##### Gösterilen metin #####

Küreselleşme gerçekte kime ve neye hizmet ediyor?

Bilim bir din mi? Teknoloji kimlerin kontrol ve mülkiyetinde acaba?

Özgürlükler artıyor mu? Demokrasi kapitalizmin bir tuzaklanmış kekliği mi?

Göçler kaynaşmayı ve çeşitliliği artırmak için mi reorganize ediliyor?

Global şirketler devletlerin denetiminin ötesinde daha başka ne yapmak istiyor?

Gördüğümüz en büyük değişimin ortasındayız. Teknoloji her gün veya her saat değişiyor ve biz daha mevcudu öğrenemeden/anlayamadan mantığıyla birlikte dönüşüp değişiyor. Tüm bu büyük karmaşada kayboluyor, yardım ister gözlerle birbirimize bakıyorken birde parlak dijital medeniyet dikkatimizi dağıtıyor ve biz bu büyük değişim karşısında en iyi ihtimalle saklanıyoruz evet kapanıyoruz…

Hâlbuki teknolojik değişim çağları arasındaki süreler hızla kısalıyor. Ara verdiğimiz saklandığımız takdirde uzun vadede hazırlanmak/hazır olmak gittikçe daha da zorlanıyor. Oysa insanlık tarihinde insan olmanın en önemli devirdeyiz. Bu yüzden teknolojinin daha insani bir dünyayı güçlendirme görevini yerine getirebilmesi için bu büyük değişimi/gelişimi anlamak, değişmeyen özümüzle bu değişime uyum sağlamak gerekiyor. Bu büyük değişimin artçılarından güçlüler değil uyum sağlayanlar ayakta kalabilecek ancak.

##### Sağlanan bilgiler #####

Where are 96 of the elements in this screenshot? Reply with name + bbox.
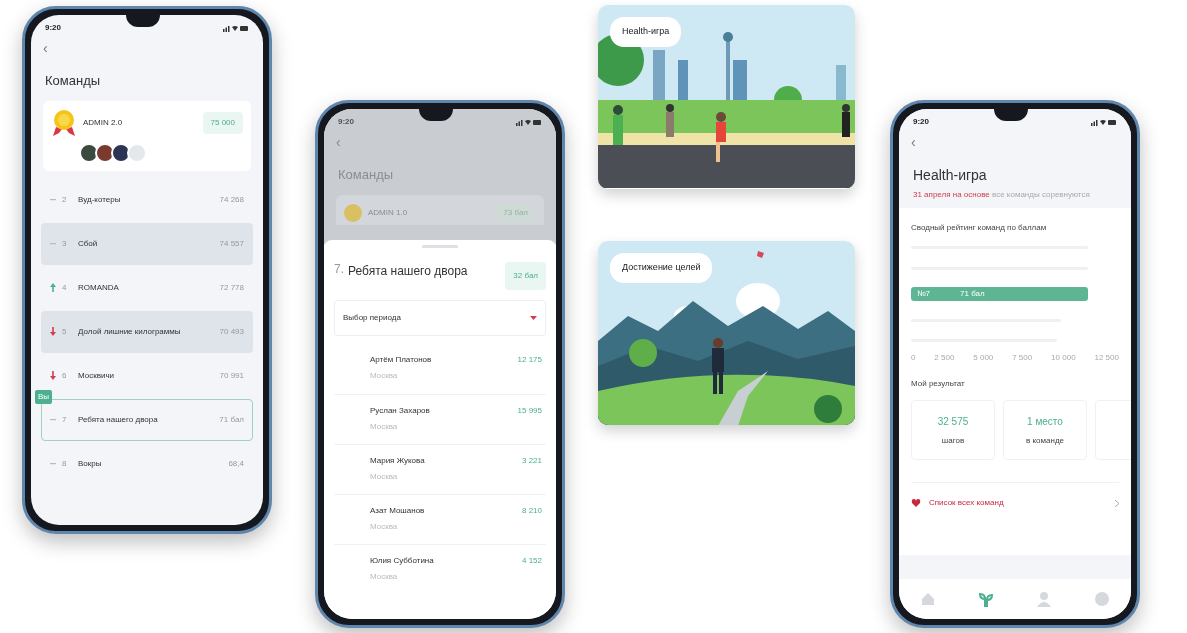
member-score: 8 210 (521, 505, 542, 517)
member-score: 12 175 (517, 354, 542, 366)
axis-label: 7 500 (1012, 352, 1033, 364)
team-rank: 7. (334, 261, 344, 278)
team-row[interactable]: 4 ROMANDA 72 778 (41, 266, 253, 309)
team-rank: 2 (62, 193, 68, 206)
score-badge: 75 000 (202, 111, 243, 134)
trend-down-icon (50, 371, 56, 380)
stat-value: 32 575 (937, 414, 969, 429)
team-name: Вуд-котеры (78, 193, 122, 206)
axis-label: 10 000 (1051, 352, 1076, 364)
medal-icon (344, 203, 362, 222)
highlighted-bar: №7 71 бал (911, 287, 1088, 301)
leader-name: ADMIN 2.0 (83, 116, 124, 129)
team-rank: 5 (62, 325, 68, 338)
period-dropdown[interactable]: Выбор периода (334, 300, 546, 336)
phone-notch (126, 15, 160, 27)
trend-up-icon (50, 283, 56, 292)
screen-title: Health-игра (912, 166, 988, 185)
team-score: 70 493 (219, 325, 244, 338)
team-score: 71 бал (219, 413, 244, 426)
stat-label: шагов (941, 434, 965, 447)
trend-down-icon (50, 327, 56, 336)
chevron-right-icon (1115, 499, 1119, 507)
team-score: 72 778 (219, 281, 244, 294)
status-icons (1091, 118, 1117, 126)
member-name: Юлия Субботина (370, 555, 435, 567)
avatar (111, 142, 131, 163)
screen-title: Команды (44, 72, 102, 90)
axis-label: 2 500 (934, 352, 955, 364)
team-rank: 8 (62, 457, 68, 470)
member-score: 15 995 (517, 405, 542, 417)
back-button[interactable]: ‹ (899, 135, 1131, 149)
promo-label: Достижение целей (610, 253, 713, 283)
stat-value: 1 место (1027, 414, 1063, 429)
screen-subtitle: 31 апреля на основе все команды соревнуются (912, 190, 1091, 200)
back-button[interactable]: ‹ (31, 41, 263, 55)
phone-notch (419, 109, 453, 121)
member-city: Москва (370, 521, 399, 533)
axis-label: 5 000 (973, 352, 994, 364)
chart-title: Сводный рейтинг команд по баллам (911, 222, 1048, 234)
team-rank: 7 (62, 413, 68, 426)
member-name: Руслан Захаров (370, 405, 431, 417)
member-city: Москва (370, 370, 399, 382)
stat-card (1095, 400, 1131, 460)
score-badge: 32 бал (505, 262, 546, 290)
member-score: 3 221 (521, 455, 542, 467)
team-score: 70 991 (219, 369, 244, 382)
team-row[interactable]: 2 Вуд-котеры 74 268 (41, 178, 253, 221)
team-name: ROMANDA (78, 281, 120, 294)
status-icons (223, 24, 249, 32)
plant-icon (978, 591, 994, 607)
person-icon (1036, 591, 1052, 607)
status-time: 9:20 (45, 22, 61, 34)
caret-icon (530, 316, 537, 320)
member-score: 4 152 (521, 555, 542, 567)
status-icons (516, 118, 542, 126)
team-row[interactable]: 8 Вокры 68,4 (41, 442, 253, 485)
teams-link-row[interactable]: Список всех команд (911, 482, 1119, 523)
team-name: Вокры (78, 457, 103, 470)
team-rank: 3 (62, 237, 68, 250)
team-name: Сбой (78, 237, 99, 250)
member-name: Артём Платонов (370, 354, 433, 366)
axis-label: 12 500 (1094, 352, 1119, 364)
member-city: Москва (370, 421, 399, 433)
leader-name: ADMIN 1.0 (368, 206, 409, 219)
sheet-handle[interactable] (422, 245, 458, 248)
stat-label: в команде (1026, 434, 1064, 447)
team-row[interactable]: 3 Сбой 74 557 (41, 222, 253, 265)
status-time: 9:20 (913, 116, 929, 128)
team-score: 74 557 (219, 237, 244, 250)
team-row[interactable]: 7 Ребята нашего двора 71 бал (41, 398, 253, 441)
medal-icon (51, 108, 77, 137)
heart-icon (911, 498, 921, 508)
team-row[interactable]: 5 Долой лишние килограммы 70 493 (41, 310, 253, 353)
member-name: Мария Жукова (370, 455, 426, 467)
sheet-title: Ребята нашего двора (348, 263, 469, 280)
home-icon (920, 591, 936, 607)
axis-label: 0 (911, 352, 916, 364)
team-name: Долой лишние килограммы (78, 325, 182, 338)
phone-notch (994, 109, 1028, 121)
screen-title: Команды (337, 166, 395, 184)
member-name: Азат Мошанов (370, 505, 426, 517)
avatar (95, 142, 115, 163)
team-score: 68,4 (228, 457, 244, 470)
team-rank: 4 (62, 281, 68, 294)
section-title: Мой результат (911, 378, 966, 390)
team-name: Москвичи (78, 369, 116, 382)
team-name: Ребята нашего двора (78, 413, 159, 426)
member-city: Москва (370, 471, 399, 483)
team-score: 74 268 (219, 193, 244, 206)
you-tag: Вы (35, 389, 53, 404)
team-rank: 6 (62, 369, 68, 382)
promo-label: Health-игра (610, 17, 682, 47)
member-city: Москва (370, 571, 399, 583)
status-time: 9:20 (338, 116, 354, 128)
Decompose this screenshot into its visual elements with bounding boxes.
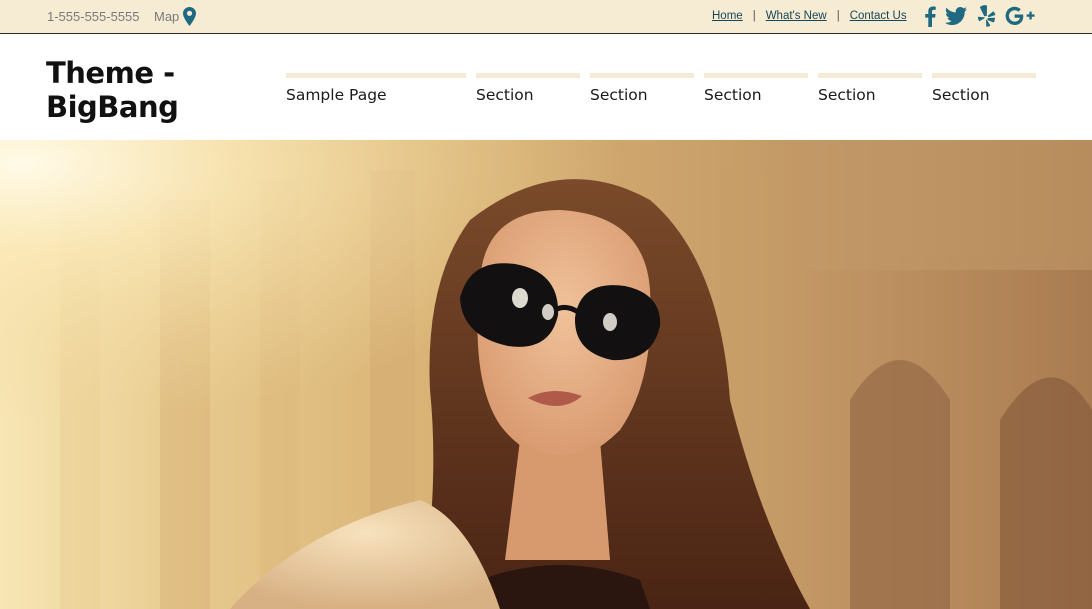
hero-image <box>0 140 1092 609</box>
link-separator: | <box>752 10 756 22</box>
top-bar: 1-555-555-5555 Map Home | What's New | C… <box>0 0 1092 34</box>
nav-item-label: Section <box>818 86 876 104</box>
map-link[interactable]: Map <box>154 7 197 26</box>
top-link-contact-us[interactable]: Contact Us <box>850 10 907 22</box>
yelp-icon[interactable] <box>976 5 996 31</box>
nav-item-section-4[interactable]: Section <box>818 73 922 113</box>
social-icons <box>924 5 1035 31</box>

#####

Görev 1:
Küreselleşme ve teknoloji üzerine olan yazıdan "Bilim bir din" ile başlayıp "ne yapmak istiyor?" ile biten kısmı birebir yazdırır mısın?
Görev 2:
Satırlarda "member-score: 8 210 (521, 505, 542, 517)" içeren satırdan başlayıp "trend-up-icon (50, 283, 56, 292)" içeren satırla biten bölümde "team-rank" ifadesini "team-position" ile değiştirir misin? Yalnızca bu satırları, kalan her şeyi olduğu gibi bırakarak yeniden ver.

Görev sonucu 1:
Bilim bir din mi? Teknoloji kimlerin kontrol ve mülkiyetinde acaba?

Özgürlükler artıyor mu? Demokrasi kapitalizmin bir tuzaklanmış kekliği mi?

Göçler kaynaşmayı ve çeşitliliği artırmak için mi reorganize ediliyor?

Global şirketler devletlerin denetiminin ötesinde daha başka ne yapmak istiyor?

Görev sonucu 2:
member-score: 8 210 (521, 505, 542, 517)
member-score: 12 175 (517, 354, 542, 366)
axis-label: 7 500 (1012, 352, 1033, 364)
team-position: 7. (334, 261, 344, 278)
team-row[interactable]: 4 ROMANDA 72 778 (41, 266, 253, 309)
team-position: 2 (62, 193, 68, 206)
score-badge: 75 000 (202, 111, 243, 134)
trend-down-icon (50, 371, 56, 380)
stat-value: 32 575 (937, 414, 969, 429)
team-name: Вуд-котеры (78, 193, 122, 206)
axis-label: 10 000 (1051, 352, 1076, 364)
medal-icon (344, 203, 362, 222)
highlighted-bar: №7 71 бал (911, 287, 1088, 301)
leader-name: ADMIN 2.0 (83, 116, 124, 129)
team-position: 5 (62, 325, 68, 338)
period-dropdown[interactable]: Выбор периода (334, 300, 546, 336)
phone-notch (126, 15, 160, 27)
trend-up-icon (50, 283, 56, 292)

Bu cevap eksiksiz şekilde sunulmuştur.